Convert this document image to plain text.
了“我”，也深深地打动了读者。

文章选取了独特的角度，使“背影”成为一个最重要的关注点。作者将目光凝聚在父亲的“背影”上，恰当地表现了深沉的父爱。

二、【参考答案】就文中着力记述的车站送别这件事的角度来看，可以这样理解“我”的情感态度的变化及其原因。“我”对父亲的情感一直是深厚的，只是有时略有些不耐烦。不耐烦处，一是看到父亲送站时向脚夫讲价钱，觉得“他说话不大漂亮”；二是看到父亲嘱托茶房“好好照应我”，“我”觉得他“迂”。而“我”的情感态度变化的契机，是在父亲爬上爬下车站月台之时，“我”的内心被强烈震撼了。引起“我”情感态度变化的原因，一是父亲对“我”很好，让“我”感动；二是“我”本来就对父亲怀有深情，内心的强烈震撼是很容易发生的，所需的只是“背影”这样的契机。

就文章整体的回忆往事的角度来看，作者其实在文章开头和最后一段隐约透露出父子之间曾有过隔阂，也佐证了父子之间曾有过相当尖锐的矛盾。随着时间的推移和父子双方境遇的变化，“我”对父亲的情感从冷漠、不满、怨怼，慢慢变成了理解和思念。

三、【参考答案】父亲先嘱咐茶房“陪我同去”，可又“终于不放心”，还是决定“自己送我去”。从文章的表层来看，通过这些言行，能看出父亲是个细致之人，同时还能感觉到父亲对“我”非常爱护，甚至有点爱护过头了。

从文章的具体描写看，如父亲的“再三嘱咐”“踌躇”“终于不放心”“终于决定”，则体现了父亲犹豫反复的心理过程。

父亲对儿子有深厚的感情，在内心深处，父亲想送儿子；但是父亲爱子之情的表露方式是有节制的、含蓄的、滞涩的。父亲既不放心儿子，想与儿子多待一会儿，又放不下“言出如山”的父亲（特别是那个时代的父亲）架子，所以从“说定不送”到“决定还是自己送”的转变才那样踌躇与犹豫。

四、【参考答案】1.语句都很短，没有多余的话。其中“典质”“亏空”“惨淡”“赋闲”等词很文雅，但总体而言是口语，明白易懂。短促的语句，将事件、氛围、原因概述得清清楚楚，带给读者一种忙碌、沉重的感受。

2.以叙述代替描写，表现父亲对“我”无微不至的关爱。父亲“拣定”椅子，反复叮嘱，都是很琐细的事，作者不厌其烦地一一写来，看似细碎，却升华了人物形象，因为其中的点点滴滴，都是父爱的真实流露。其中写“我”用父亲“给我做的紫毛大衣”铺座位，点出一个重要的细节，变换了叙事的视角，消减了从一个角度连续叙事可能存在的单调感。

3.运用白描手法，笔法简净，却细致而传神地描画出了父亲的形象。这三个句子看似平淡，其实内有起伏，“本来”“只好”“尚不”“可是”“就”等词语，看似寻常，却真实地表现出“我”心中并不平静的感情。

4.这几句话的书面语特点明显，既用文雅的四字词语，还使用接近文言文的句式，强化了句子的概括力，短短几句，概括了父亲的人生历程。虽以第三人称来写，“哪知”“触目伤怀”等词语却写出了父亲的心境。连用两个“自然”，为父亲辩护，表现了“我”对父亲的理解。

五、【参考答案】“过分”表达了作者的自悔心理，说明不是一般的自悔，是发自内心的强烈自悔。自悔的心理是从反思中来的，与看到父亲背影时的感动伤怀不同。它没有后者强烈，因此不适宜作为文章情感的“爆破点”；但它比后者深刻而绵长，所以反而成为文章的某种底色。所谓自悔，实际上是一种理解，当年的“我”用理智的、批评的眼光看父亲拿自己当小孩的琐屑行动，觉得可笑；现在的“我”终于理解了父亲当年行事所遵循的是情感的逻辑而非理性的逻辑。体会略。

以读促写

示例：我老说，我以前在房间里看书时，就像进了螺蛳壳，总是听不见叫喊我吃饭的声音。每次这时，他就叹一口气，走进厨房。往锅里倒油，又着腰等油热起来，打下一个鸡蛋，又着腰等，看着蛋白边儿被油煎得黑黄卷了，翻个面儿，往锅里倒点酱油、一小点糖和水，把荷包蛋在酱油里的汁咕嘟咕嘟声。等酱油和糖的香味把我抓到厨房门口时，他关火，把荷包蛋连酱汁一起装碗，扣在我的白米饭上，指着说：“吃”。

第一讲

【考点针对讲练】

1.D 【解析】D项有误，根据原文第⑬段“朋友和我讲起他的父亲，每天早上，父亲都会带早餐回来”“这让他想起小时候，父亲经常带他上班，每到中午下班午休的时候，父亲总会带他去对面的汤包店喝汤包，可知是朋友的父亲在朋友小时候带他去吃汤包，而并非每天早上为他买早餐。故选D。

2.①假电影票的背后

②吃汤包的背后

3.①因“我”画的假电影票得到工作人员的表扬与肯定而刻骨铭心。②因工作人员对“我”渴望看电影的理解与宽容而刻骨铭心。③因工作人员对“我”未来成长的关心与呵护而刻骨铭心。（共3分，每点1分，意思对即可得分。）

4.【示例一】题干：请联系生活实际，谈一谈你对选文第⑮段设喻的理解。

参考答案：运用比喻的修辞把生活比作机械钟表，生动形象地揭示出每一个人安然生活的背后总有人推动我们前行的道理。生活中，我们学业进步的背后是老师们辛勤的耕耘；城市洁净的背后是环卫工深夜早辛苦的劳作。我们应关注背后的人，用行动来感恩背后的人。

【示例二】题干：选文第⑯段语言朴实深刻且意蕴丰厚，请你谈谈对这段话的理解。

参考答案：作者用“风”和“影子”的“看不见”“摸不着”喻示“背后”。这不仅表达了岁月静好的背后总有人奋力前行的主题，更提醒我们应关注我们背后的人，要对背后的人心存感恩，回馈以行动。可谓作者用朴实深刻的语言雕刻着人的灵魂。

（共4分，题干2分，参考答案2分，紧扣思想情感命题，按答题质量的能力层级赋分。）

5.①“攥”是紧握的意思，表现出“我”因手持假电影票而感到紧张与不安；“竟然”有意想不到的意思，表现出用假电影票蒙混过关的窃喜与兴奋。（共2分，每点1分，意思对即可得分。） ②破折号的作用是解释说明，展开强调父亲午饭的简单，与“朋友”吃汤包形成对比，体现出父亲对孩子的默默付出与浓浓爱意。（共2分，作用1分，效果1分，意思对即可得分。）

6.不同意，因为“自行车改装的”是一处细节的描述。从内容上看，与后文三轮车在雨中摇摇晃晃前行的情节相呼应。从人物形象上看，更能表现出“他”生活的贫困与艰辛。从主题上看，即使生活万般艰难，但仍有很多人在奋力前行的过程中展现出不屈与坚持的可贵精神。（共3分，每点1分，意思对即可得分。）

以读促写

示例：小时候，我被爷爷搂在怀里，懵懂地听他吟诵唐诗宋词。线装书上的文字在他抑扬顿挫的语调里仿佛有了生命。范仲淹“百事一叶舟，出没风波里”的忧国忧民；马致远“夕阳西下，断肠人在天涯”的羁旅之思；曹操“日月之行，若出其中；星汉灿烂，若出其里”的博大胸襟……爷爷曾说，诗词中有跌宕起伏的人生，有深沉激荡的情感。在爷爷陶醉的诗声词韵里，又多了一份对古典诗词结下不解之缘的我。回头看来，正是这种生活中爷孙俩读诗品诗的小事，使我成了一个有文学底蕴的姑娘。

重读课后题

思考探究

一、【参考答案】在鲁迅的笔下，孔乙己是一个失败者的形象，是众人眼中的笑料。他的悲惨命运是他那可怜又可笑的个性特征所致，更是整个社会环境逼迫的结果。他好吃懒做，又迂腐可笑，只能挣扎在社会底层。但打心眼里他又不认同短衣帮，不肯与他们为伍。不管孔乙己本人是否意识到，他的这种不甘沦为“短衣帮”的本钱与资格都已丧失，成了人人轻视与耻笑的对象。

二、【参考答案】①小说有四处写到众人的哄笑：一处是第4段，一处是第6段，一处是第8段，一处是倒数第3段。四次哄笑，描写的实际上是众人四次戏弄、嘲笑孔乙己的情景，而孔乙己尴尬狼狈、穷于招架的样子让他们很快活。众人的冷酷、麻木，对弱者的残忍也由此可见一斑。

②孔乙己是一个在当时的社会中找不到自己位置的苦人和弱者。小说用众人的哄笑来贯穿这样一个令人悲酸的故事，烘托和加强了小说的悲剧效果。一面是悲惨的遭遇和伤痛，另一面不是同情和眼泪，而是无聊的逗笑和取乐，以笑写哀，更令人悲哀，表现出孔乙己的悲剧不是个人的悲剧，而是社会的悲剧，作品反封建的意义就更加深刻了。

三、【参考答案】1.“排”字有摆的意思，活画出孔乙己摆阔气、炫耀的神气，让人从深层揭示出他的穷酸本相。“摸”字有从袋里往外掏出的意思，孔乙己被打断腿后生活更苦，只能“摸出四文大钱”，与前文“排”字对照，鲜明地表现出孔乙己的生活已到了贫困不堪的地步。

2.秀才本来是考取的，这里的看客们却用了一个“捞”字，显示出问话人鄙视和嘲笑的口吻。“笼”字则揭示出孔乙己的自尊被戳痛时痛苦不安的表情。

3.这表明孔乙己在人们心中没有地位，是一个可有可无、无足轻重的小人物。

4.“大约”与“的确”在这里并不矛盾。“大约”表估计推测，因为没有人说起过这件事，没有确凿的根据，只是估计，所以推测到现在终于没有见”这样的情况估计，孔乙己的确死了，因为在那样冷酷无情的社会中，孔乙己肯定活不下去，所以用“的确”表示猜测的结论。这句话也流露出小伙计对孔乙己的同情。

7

## What the task requires
Copy all the lines above that hold the string "终于不放心".

## Answer for the task
三、【参考答案】父亲先嘱咐茶房“陪我同去”，可又“终于不放心”，还是决定“自己送我去”。从文章的表层来看，通过这些言行，能看出父亲是个细致之人，同时还能感觉到父亲对“我”非常爱护，甚至有点爱护过头了。
从文章的具体描写看，如父亲的“再三嘱咐”“踌躇”“终于不放心”“终于决定”，则体现了父亲犹豫反复的心理过程。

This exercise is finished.